▶ What is required
Retype all material exactly. Pictures stay out of the copy.

:: Extracted information

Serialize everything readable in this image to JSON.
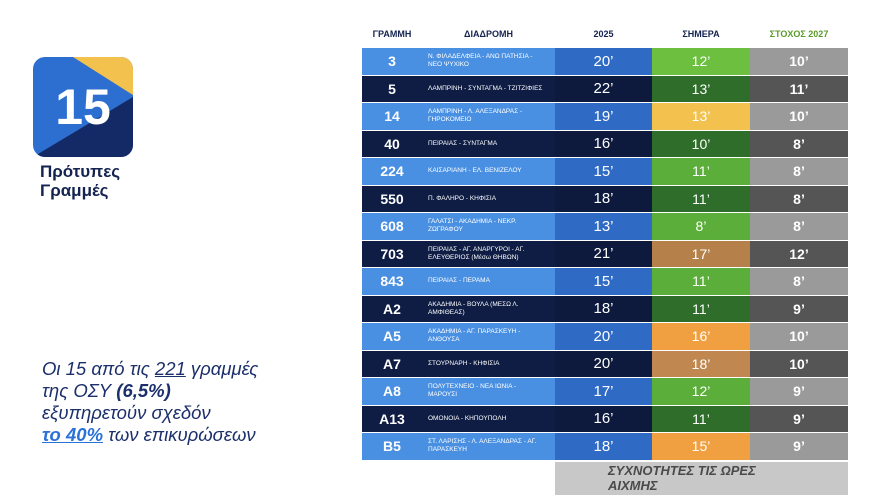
{
  "logo": {
    "number": "15",
    "title": "Πρότυπες Γραμμές"
  },
  "note": {
    "parts": [
      "Οι 15 από τις ",
      "221",
      " γραμμές",
      "της ΟΣΥ ",
      "(6,5%)",
      "εξυπηρετούν σχεδόν",
      "το 40%",
      " των επικυρώσεων"
    ]
  },
  "table": {
    "header": [
      "ΓΡΑΜΜΗ",
      "ΔΙΑΔΡΟΜΗ",
      "2025",
      "ΣΗΜΕΡΑ",
      "ΣΤΟΧΟΣ 2027"
    ],
    "rows": [
      [
        "3",
        "Ν. ΦΙΛΑΔΕΛΦΕΙΑ - ΑΝΩ ΠΑΤΗΣΙΑ - ΝΕΟ ΨΥΧΙΚΟ",
        "20’",
        "12’",
        "10’"
      ],
      [
        "5",
        "ΛΑΜΠΡΙΝΗ - ΣΥΝΤΑΓΜΑ - ΤΖΙΤΖΙΦΙΕΣ",
        "22’",
        "13’",
        "11’"
      ],
      [
        "14",
        "ΛΑΜΠΡΙΝΗ - Λ. ΑΛΕΞΑΝΔΡΑΣ - ΓΗΡΟΚΟΜΕΙΟ",
        "19’",
        "13’",
        "10’"
      ],
      [
        "40",
        "ΠΕΙΡΑΙΑΣ - ΣΥΝΤΑΓΜΑ",
        "16’",
        "10’",
        "8’"
      ],
      [
        "224",
        "ΚΑΙΣΑΡΙΑΝΗ - ΕΛ. ΒΕΝΙΖΕΛΟΥ",
        "15’",
        "11’",
        "8’"
      ],
      [
        "550",
        "Π. ΦΑΛΗΡΟ - ΚΗΦΙΣΙΑ",
        "18’",
        "11’",
        "8’"
      ],
      [
        "608",
        "ΓΑΛΑΤΣΙ - ΑΚΑΔΗΜΙΑ - ΝΕΚΡ. ΖΩΓΡΑΦΟΥ",
        "13’",
        "8’",
        "8’"
      ],
      [
        "703",
        "ΠΕΙΡΑΙΑΣ - ΑΓ. ΑΝΑΡΓΥΡΟΙ - ΑΓ. ΕΛΕΥΘΕΡΙΟΣ (Μέσω ΘΗΒΩΝ)",
        "21’",
        "17’",
        "12’"
      ],
      [
        "843",
        "ΠΕΙΡΑΙΑΣ - ΠΕΡΑΜΑ",
        "15’",
        "11’",
        "8’"
      ],
      [
        "A2",
        "ΑΚΑΔΗΜΙΑ - ΒΟΥΛΑ (ΜΕΣΩ Λ. ΑΜΦΙΘΕΑΣ)",
        "18’",
        "11’",
        "9’"
      ],
      [
        "A5",
        "ΑΚΑΔΗΜΙΑ - ΑΓ. ΠΑΡΑΣΚΕΥΗ - ΑΝΘΟΥΣΑ",
        "20’",
        "16’",
        "10’"
      ],
      [
        "A7",
        "ΣΤΟΥΡΝΑΡΗ - ΚΗΦΙΣΙΑ",
        "20’",
        "18’",
        "10’"
      ],
      [
        "A8",
        "ΠΟΛΥΤΕΧΝΕΙΟ - ΝΕΑ ΙΩΝΙΑ - ΜΑΡΟΥΣΙ",
        "17’",
        "12’",
        "9’"
      ],
      [
        "A13",
        "ΟΜΟΝΟΙΑ - ΚΗΠΟΥΠΟΛΗ",
        "16’",
        "11’",
        "9’"
      ],
      [
        "B5",
        "ΣΤ. ΛΑΡΙΣΗΣ - Λ. ΑΛΕΞΑΝΔΡΑΣ - ΑΓ. ΠΑΡΑΣΚΕΥΗ",
        "18’",
        "15’",
        "9’"
      ]
    ],
    "footer": "ΣΥΧΝΟΤΗΤΕΣ ΤΙΣ ΩΡΕΣ ΑΙΧΜΗΣ"
  }
}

::::

▶ Solution to this problem
Serialize everything readable in this image to JSON.
{
  "logo": {
    "number": "15",
    "title": "Πρότυπες Γραμμές"
  },
  "note": {
    "parts": [
      "Οι 15 από τις ",
      "221",
      " γραμμές",
      "της ΟΣΥ ",
      "(6,5%)",
      "εξυπηρετούν σχεδόν",
      "το 40%",
      " των επικυρώσεων"
    ]
  },
  "table": {
    "header": [
      "ΓΡΑΜΜΗ",
      "ΔΙΑΔΡΟΜΗ",
      "2025",
      "ΣΗΜΕΡΑ",
      "ΣΤΟΧΟΣ 2027"
    ],
    "rows": [
      [
        "3",
        "Ν. ΦΙΛΑΔΕΛΦΕΙΑ - ΑΝΩ ΠΑΤΗΣΙΑ - ΝΕΟ ΨΥΧΙΚΟ",
        "20’",
        "12’",
        "10’"
      ],
      [
        "5",
        "ΛΑΜΠΡΙΝΗ - ΣΥΝΤΑΓΜΑ - ΤΖΙΤΖΙΦΙΕΣ",
        "22’",
        "13’",
        "11’"
      ],
      [
        "14",
        "ΛΑΜΠΡΙΝΗ - Λ. ΑΛΕΞΑΝΔΡΑΣ - ΓΗΡΟΚΟΜΕΙΟ",
        "19’",
        "13’",
        "10’"
      ],
      [
        "40",
        "ΠΕΙΡΑΙΑΣ - ΣΥΝΤΑΓΜΑ",
        "16’",
        "10’",
        "8’"
      ],
      [
        "224",
        "ΚΑΙΣΑΡΙΑΝΗ - ΕΛ. ΒΕΝΙΖΕΛΟΥ",
        "15’",
        "11’",
        "8’"
      ],
      [
        "550",
        "Π. ΦΑΛΗΡΟ - ΚΗΦΙΣΙΑ",
        "18’",
        "11’",
        "8’"
      ],
      [
        "608",
        "ΓΑΛΑΤΣΙ - ΑΚΑΔΗΜΙΑ - ΝΕΚΡ. ΖΩΓΡΑΦΟΥ",
        "13’",
        "8’",
        "8’"
      ],
      [
        "703",
        "ΠΕΙΡΑΙΑΣ - ΑΓ. ΑΝΑΡΓΥΡΟΙ - ΑΓ. ΕΛΕΥΘΕΡΙΟΣ (Μέσω ΘΗΒΩΝ)",
        "21’",
        "17’",
        "12’"
      ],
      [
        "843",
        "ΠΕΙΡΑΙΑΣ - ΠΕΡΑΜΑ",
        "15’",
        "11’",
        "8’"
      ],
      [
        "A2",
        "ΑΚΑΔΗΜΙΑ - ΒΟΥΛΑ (ΜΕΣΩ Λ. ΑΜΦΙΘΕΑΣ)",
        "18’",
        "11’",
        "9’"
      ],
      [
        "A5",
        "ΑΚΑΔΗΜΙΑ - ΑΓ. ΠΑΡΑΣΚΕΥΗ - ΑΝΘΟΥΣΑ",
        "20’",
        "16’",
        "10’"
      ],
      [
        "A7",
        "ΣΤΟΥΡΝΑΡΗ - ΚΗΦΙΣΙΑ",
        "20’",
        "18’",
        "10’"
      ],
      [
        "A8",
        "ΠΟΛΥΤΕΧΝΕΙΟ - ΝΕΑ ΙΩΝΙΑ - ΜΑΡΟΥΣΙ",
        "17’",
        "12’",
        "9’"
      ],
      [
        "A13",
        "ΟΜΟΝΟΙΑ - ΚΗΠΟΥΠΟΛΗ",
        "16’",
        "11’",
        "9’"
      ],
      [
        "B5",
        "ΣΤ. ΛΑΡΙΣΗΣ - Λ. ΑΛΕΞΑΝΔΡΑΣ - ΑΓ. ΠΑΡΑΣΚΕΥΗ",
        "18’",
        "15’",
        "9’"
      ]
    ],
    "footer": "ΣΥΧΝΟΤΗΤΕΣ ΤΙΣ ΩΡΕΣ ΑΙΧΜΗΣ"
  }
}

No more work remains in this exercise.